# GIVEN INSTRUCTION
In the entries, find all lines that hold the word "forwarding" and copy them.

####################

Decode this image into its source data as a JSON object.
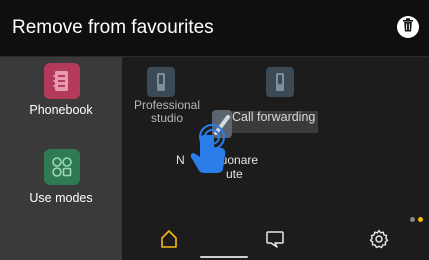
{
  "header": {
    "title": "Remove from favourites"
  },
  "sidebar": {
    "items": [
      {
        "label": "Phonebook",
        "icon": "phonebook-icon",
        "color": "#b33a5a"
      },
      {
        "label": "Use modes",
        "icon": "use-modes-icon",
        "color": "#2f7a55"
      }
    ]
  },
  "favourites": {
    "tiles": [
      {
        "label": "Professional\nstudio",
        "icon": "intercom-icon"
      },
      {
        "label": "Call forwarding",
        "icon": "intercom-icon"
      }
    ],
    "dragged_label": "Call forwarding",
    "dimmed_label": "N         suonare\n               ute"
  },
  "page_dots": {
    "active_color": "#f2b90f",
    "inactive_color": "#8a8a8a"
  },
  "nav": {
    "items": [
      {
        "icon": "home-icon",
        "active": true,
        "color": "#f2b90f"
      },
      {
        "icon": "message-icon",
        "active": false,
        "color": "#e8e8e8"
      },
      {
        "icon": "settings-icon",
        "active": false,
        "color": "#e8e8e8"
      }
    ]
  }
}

####################

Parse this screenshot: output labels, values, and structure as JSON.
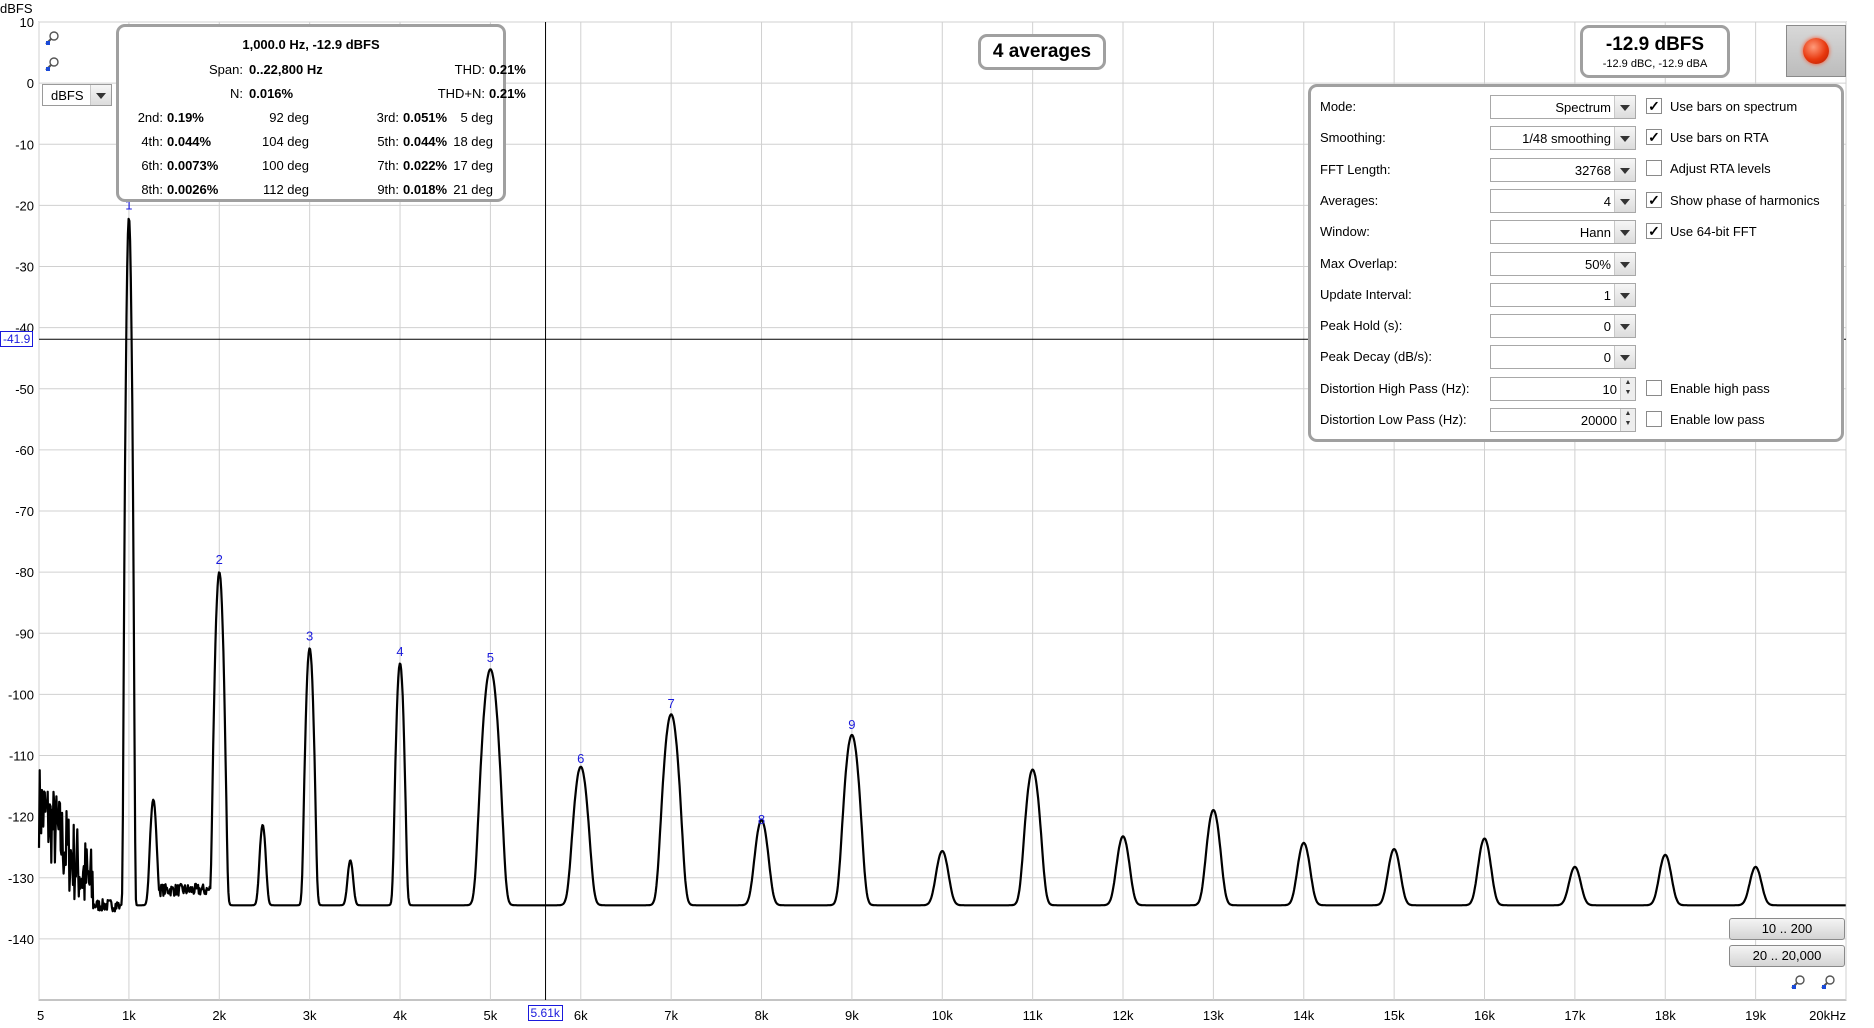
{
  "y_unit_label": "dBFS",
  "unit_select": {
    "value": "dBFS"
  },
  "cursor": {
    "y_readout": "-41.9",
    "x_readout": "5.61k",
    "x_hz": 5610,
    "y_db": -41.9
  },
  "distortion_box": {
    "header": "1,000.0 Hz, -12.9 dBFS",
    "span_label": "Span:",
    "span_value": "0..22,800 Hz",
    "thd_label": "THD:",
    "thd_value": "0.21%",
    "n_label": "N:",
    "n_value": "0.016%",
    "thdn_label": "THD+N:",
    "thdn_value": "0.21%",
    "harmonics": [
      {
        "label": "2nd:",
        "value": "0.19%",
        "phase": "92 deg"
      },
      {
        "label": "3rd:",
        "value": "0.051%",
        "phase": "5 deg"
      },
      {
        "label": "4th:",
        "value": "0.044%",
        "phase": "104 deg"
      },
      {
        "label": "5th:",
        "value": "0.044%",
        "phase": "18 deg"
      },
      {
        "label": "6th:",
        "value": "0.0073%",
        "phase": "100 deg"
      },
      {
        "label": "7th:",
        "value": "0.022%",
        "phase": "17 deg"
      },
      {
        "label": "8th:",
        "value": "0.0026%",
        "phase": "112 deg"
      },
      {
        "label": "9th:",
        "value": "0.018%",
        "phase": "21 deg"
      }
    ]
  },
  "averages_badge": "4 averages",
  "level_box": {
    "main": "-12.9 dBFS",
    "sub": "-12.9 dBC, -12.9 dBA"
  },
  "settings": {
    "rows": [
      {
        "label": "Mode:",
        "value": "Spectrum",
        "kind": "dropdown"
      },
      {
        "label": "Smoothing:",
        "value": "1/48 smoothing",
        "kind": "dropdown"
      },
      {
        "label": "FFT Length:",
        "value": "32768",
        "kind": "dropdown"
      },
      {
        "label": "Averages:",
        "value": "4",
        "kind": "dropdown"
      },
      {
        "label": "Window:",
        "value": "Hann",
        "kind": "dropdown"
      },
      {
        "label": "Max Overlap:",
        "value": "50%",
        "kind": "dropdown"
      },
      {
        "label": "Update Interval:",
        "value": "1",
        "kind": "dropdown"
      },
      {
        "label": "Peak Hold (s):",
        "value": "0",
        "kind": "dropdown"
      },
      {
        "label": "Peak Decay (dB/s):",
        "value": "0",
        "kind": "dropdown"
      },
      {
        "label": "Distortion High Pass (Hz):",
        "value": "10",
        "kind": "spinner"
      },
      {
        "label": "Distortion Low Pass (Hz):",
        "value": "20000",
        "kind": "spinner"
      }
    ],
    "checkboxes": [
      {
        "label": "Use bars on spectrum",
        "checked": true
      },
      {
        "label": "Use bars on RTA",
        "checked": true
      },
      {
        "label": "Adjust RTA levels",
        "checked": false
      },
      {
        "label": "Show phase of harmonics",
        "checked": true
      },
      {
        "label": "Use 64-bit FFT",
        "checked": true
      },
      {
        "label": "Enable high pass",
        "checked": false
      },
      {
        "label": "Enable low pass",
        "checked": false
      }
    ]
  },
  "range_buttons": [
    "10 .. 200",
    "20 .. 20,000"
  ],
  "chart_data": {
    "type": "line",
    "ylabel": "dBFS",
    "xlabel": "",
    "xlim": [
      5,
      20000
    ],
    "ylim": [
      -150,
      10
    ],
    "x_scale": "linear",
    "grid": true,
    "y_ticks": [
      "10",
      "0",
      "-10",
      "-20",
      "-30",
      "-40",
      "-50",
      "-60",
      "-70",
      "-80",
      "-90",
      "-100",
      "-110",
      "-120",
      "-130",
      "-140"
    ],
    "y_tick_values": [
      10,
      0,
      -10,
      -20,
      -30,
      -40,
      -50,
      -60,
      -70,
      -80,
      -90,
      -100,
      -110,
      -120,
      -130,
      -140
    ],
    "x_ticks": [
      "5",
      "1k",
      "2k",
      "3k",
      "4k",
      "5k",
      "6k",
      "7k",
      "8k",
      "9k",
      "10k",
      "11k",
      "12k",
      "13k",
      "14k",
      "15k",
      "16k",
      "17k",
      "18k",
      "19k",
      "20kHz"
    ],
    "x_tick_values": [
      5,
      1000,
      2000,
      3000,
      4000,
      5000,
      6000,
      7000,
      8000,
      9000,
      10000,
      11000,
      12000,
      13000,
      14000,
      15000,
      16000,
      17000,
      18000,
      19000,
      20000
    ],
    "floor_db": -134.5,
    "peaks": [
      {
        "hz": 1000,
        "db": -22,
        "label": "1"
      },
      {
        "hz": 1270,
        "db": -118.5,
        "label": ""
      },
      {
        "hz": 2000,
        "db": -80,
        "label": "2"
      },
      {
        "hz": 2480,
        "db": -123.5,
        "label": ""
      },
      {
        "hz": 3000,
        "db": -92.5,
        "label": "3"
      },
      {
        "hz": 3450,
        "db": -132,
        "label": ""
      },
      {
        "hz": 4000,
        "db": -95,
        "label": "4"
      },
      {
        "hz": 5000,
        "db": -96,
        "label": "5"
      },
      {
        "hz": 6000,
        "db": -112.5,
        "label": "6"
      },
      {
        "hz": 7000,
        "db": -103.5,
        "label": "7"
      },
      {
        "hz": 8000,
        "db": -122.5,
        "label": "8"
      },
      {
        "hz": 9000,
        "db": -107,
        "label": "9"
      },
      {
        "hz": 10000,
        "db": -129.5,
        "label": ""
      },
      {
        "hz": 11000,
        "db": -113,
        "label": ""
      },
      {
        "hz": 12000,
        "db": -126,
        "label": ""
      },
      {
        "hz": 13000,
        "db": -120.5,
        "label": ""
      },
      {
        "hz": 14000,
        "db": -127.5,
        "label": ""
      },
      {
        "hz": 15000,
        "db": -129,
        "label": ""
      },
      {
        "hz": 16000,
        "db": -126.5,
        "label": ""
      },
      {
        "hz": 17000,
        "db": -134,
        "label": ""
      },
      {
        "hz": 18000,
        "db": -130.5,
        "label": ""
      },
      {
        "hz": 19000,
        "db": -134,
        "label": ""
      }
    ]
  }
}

####################

# CORRECT OUTPUT
        "label": "Call forwarding",
    "dragged_label": "Call forwarding",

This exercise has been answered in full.